Instruction:
Return each line of the data below verbatim; pictures are to be left out.

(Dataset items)
****************
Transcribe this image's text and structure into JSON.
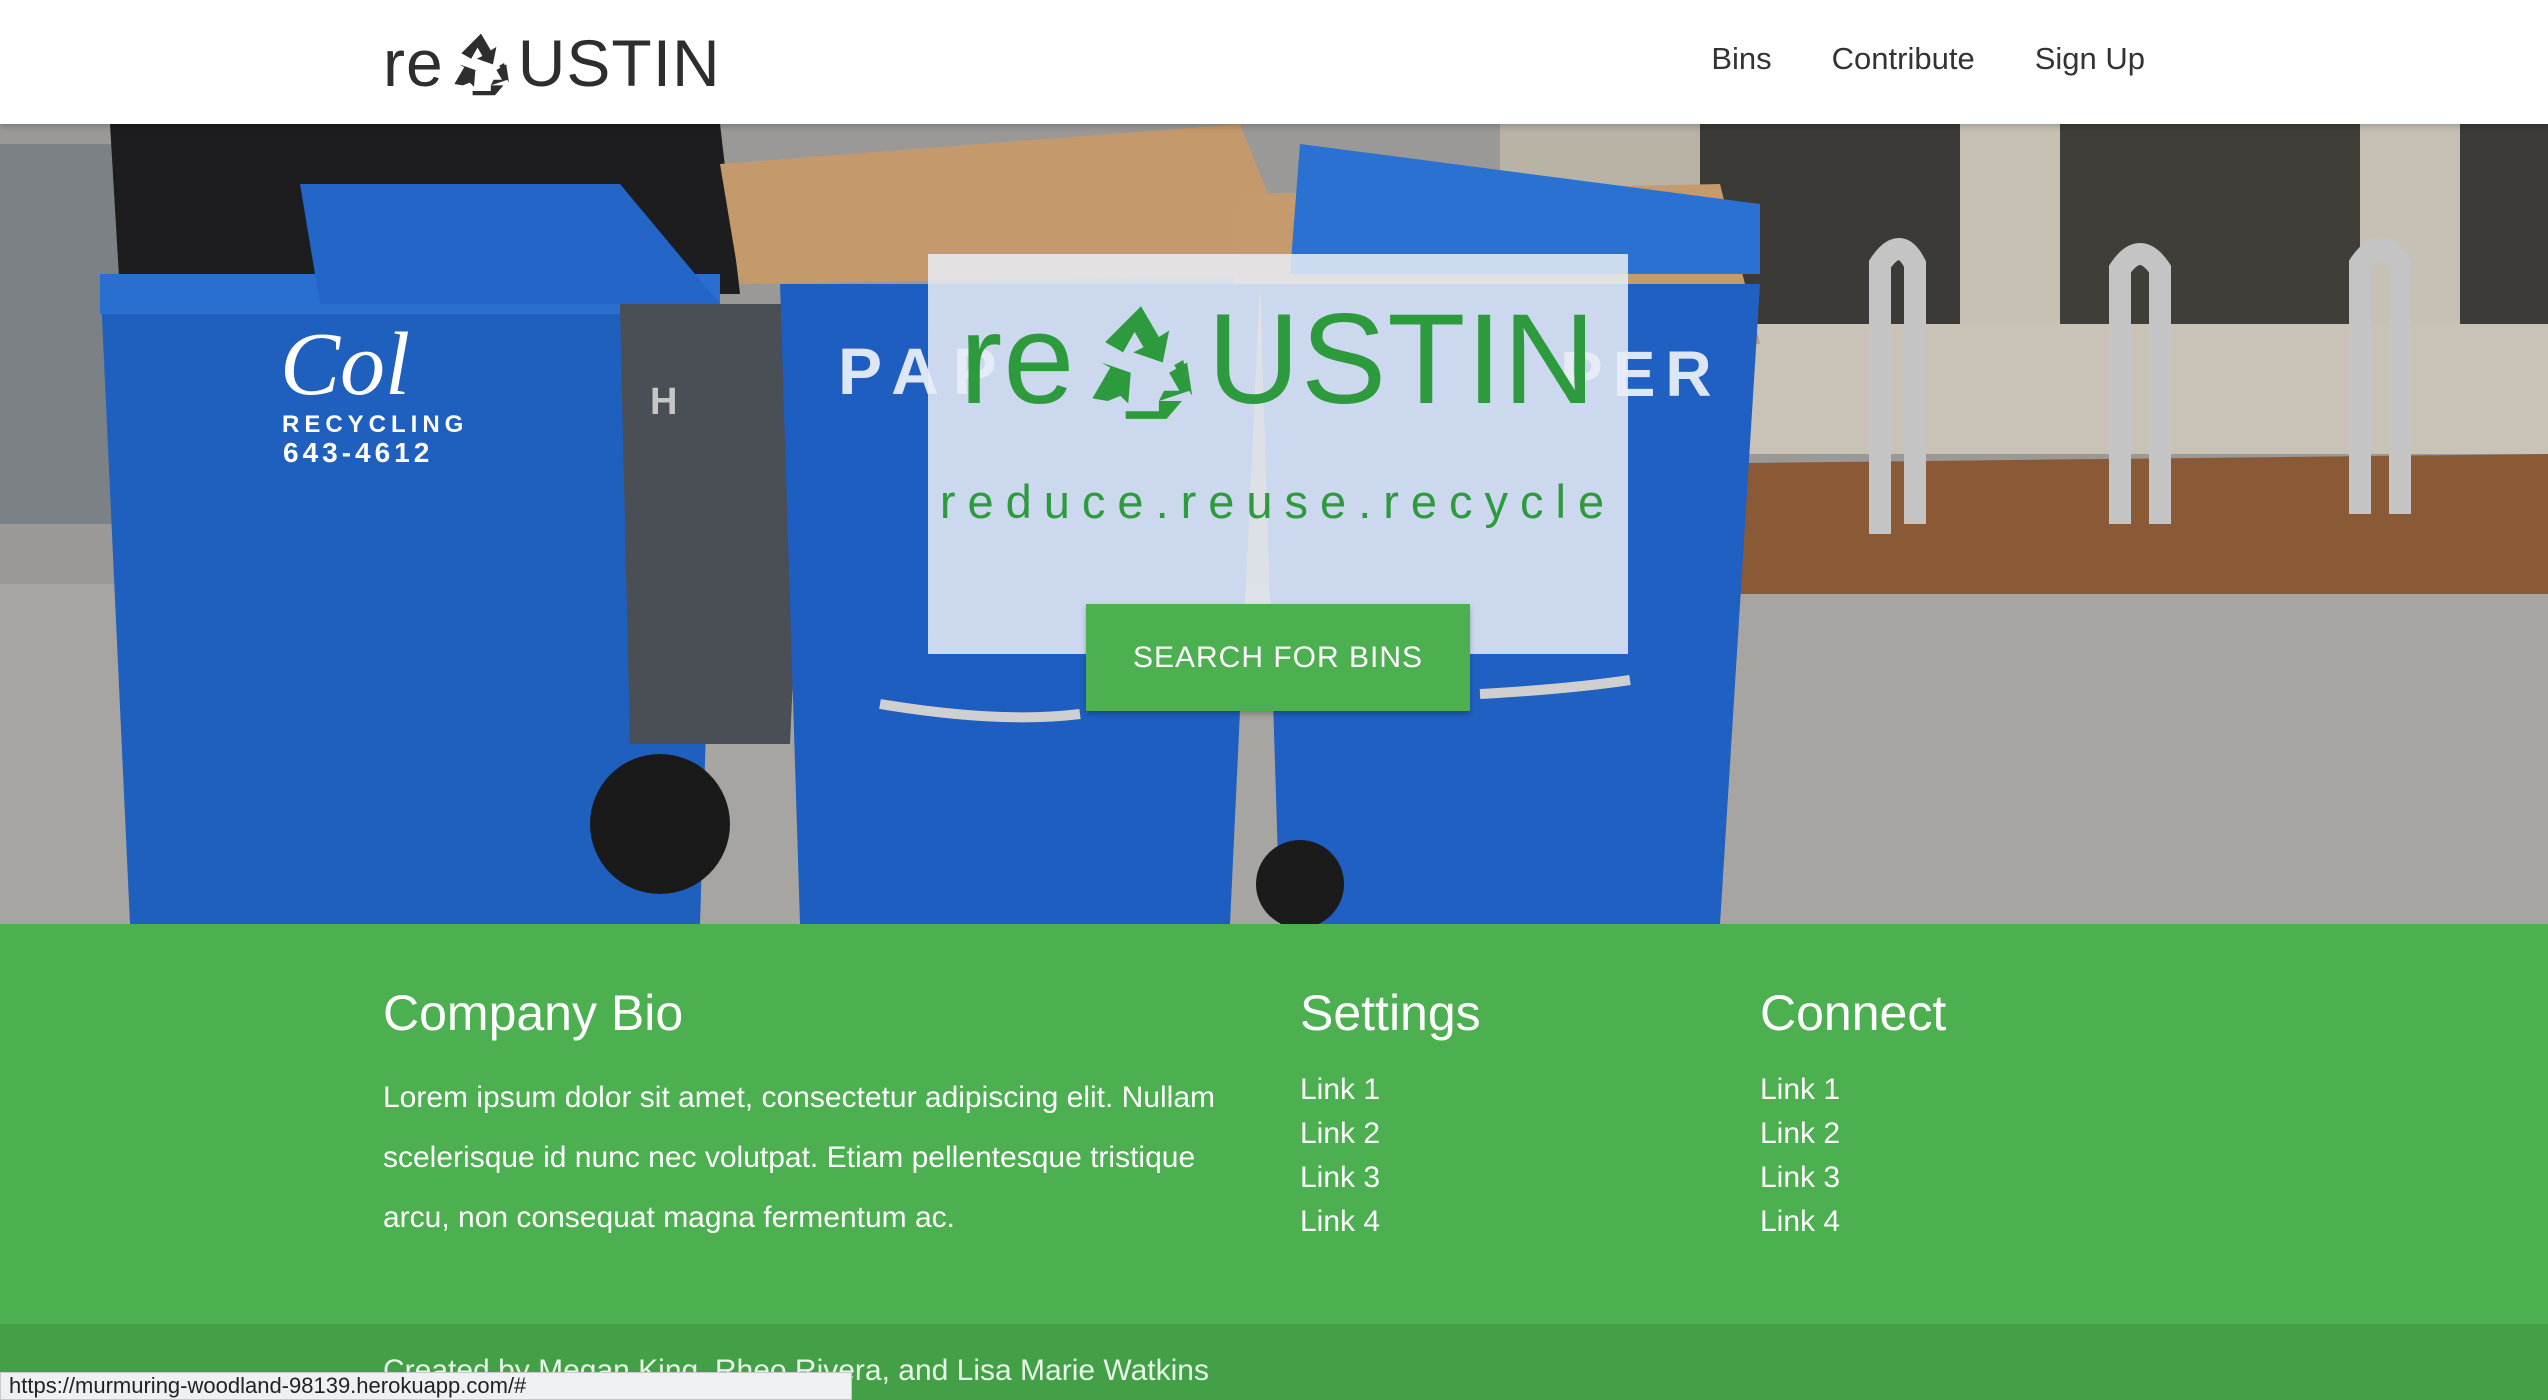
{
  "brand": {
    "prefix": "re",
    "suffix": "USTIN",
    "icon": "recycle-icon"
  },
  "nav": {
    "items": [
      {
        "label": "Bins"
      },
      {
        "label": "Contribute"
      },
      {
        "label": "Sign Up"
      }
    ]
  },
  "hero": {
    "title_prefix": "re",
    "title_suffix": "USTIN",
    "tagline": "reduce.reuse.recycle",
    "search_button": "SEARCH FOR BINS",
    "bin_text": {
      "brand": "Col",
      "company": "RECYCLING",
      "phone": "643-4612",
      "paper_left": "PAP",
      "paper_right": "PER",
      "side": "H"
    }
  },
  "footer": {
    "bio": {
      "heading": "Company Bio",
      "text": "Lorem ipsum dolor sit amet, consectetur adipiscing elit. Nullam scelerisque id nunc nec volutpat. Etiam pellentesque tristique arcu, non consequat magna fermentum ac."
    },
    "settings": {
      "heading": "Settings",
      "links": [
        "Link 1",
        "Link 2",
        "Link 3",
        "Link 4"
      ]
    },
    "connect": {
      "heading": "Connect",
      "links": [
        "Link 1",
        "Link 2",
        "Link 3",
        "Link 4"
      ]
    },
    "copyright": "Created by Megan King, Rheo Rivera, and Lisa Marie Watkins"
  },
  "status_bar": {
    "url": "https://murmuring-woodland-98139.herokuapp.com/#"
  },
  "colors": {
    "brand_green": "#2e9a3e",
    "footer_green": "#4caf50",
    "bin_blue": "#1f5fbd"
  }
}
****************
Solved exercise:
Transcribe this image's text and structure into JSON.
{
  "brand": {
    "prefix": "re",
    "suffix": "USTIN",
    "icon": "recycle-icon"
  },
  "nav": {
    "items": [
      {
        "label": "Bins"
      },
      {
        "label": "Contribute"
      },
      {
        "label": "Sign Up"
      }
    ]
  },
  "hero": {
    "title_prefix": "re",
    "title_suffix": "USTIN",
    "tagline": "reduce.reuse.recycle",
    "search_button": "SEARCH FOR BINS",
    "bin_text": {
      "brand": "Col",
      "company": "RECYCLING",
      "phone": "643-4612",
      "paper_left": "PAP",
      "paper_right": "PER",
      "side": "H"
    }
  },
  "footer": {
    "bio": {
      "heading": "Company Bio",
      "text": "Lorem ipsum dolor sit amet, consectetur adipiscing elit. Nullam scelerisque id nunc nec volutpat. Etiam pellentesque tristique arcu, non consequat magna fermentum ac."
    },
    "settings": {
      "heading": "Settings",
      "links": [
        "Link 1",
        "Link 2",
        "Link 3",
        "Link 4"
      ]
    },
    "connect": {
      "heading": "Connect",
      "links": [
        "Link 1",
        "Link 2",
        "Link 3",
        "Link 4"
      ]
    },
    "copyright": "Created by Megan King, Rheo Rivera, and Lisa Marie Watkins"
  },
  "status_bar": {
    "url": "https://murmuring-woodland-98139.herokuapp.com/#"
  },
  "colors": {
    "brand_green": "#2e9a3e",
    "footer_green": "#4caf50",
    "bin_blue": "#1f5fbd"
  }
}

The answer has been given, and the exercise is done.